Nine years later, residents in the village of Tully are now within safe walking distance of a locally owned grocery store housed in a once-burned out building with a rich history.
The Local Food Market Tully officially opened in December on the ground floor of the newly renovated building. The store, located at 8 Clinton Street, is owned by Chastity Mydlenski, who also owns the Local Food Market in Cortland, known for selling organic goods and products sourced from local farms.
How it happened
When Beth Greenwood, a Tully resident, was in graduate school, she learned about a concept called social business, a cause-driven business model in which investors gradually recoup their investment but cannot take any dividend beyond that point.
Greenwood, who is also the mayor of Tully, thought the same idea could be applied to a locally owned grocery store.
“I came up with this kind of crazy notion that we could use that social business model on a local scale here in Tully,” Greenwood recalls. (The idea would later serve as her final project in graduate school.)
Greenwood and her husband launched Build Hope, LLC, and began encouraging Tully residents to invest or volunteer in a project that would bring a grocery store back to the village.
With the help of some initial investors, Build Hope purchased the 8 Clinton Street building at a tax auction and began to seek more investors for the project. The project went on to raise nearly $345,000 from more than 30 investors, Greenwood said.
With funding secured for the project, Greenwood and her family began personally gutting the interior of the building. She and her husband own several rental properties in the area, so the experience was not an unfamiliar one.
“We really enjoy old buildings,” she said. “Especially with a lot of the smaller, old downtowns, a lot of the old buildings fall into disrepair and you lose that character of the downtown.”
“Folks have been thrilled”
The Local Food Market Tully is located on the ground floor of the building at 8 Clinton Street, with three apartment rentals on the second floor. Located in the basement of the building is Tully Women’s Fitness and Wellness, which offers yoga, Zumba and nutritional counseling classes.
Rent and utility costs will help Mydlenski, the grocery store owner, cover the cost of doing business until she can secure enough funds to purchase the building outright, Greenwood said.
Mydlenski says customers who visit the Tully store will find several products that are also sold at the Cortland location.
“To me, this day and age, there should not be a community that does not have access to healthy food,” Mydlenski said.
When reached by phone Thursday, Greenwood said she was optimistic that the project would succeed.
“Folks in the community have been thrilled to have a little store back open,” Greenwood said. “The wild theory seems to be working out in practice.”

DATASET:
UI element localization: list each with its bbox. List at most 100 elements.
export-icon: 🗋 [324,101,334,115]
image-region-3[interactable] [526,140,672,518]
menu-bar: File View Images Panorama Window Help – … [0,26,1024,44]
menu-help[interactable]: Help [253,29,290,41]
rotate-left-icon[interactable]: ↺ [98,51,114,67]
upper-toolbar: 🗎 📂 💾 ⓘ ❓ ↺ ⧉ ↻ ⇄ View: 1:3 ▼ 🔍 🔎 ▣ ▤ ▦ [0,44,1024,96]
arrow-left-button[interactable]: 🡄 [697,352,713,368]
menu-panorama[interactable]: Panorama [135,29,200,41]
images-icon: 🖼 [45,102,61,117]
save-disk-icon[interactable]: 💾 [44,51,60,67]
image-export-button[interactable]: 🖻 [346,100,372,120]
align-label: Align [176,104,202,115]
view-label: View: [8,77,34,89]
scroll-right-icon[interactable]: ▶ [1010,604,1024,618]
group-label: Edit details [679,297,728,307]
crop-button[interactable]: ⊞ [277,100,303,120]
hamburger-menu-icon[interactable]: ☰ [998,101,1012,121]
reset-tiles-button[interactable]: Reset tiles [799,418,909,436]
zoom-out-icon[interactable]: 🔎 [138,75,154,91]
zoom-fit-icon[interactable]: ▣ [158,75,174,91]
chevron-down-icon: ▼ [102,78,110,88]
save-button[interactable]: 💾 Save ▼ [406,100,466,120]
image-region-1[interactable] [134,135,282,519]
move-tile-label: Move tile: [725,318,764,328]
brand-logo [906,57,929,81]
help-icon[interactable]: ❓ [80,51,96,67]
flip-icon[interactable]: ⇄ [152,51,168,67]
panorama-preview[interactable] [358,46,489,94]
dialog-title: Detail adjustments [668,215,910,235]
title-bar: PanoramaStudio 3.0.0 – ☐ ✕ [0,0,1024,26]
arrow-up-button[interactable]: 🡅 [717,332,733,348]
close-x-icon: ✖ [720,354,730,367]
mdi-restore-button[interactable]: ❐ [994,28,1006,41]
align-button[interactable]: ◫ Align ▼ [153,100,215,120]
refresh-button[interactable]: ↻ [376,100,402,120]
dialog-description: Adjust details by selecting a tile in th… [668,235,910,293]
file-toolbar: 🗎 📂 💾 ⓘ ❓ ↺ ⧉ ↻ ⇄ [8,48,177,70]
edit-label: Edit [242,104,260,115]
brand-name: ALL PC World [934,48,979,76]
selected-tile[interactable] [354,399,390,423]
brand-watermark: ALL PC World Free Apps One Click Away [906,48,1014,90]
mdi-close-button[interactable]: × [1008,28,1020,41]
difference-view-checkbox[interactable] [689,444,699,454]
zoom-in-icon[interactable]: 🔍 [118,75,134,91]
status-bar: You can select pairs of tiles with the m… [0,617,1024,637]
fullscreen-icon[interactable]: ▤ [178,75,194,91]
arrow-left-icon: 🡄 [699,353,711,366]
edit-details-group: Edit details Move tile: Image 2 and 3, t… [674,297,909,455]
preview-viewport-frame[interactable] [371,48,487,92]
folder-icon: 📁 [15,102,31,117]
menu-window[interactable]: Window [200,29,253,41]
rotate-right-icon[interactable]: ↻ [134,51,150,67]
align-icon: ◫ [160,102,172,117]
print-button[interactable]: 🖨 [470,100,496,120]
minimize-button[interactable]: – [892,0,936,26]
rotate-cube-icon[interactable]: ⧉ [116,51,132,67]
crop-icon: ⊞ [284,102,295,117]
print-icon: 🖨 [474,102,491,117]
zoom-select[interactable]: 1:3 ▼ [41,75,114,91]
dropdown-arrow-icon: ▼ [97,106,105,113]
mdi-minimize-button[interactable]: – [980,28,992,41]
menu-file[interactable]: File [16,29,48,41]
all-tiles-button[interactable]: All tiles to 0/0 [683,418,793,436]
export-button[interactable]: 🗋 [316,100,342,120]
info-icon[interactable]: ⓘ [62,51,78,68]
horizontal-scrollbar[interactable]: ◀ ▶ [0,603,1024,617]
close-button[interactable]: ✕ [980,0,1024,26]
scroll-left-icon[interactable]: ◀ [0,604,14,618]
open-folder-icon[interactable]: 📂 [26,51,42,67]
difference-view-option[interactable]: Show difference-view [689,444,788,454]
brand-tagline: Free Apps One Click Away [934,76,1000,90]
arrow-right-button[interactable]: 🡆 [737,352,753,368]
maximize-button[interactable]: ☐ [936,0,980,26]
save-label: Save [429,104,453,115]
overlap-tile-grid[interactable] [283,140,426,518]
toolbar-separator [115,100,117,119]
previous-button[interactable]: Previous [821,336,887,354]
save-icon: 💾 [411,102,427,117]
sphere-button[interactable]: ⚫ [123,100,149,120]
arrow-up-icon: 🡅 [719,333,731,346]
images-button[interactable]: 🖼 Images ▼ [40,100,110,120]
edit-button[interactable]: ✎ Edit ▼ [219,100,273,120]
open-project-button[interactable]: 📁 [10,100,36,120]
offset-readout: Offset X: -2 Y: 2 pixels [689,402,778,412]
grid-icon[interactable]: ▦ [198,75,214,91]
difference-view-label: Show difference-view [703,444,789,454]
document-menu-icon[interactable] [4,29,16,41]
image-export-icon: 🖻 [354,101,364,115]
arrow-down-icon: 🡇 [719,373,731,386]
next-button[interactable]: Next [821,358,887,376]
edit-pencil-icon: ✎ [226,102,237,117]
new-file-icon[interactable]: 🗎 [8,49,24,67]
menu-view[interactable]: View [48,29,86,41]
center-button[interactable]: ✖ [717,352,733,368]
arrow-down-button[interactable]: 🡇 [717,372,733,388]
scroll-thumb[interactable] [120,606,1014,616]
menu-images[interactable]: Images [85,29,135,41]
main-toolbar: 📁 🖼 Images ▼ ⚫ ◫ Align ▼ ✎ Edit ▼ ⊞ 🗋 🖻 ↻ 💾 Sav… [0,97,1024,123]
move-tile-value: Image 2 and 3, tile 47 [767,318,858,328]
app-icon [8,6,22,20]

GOAL OF THE EXERCISE:
Retype the part of the article about the Tully grocery store from "The Local Food Market Tully officially" up to and including "in graduate school.)", word for word.

ANSWER:
The Local Food Market Tully officially opened in December on the ground floor of the newly renovated building. The store, located at 8 Clinton Street, is owned by Chastity Mydlenski, who also owns the Local Food Market in Cortland, known for selling organic goods and products sourced from local farms.
How it happened
When Beth Greenwood, a Tully resident, was in graduate school, she learned about a concept called social business, a cause-driven business model in which investors gradually recoup their investment but cannot take any dividend beyond that point.
Greenwood, who is also the mayor of Tully, thought the same idea could be applied to a locally owned grocery store.
“I came up with this kind of crazy notion that we could use that social business model on a local scale here in Tully,” Greenwood recalls. (The idea would later serve as her final project in graduate school.)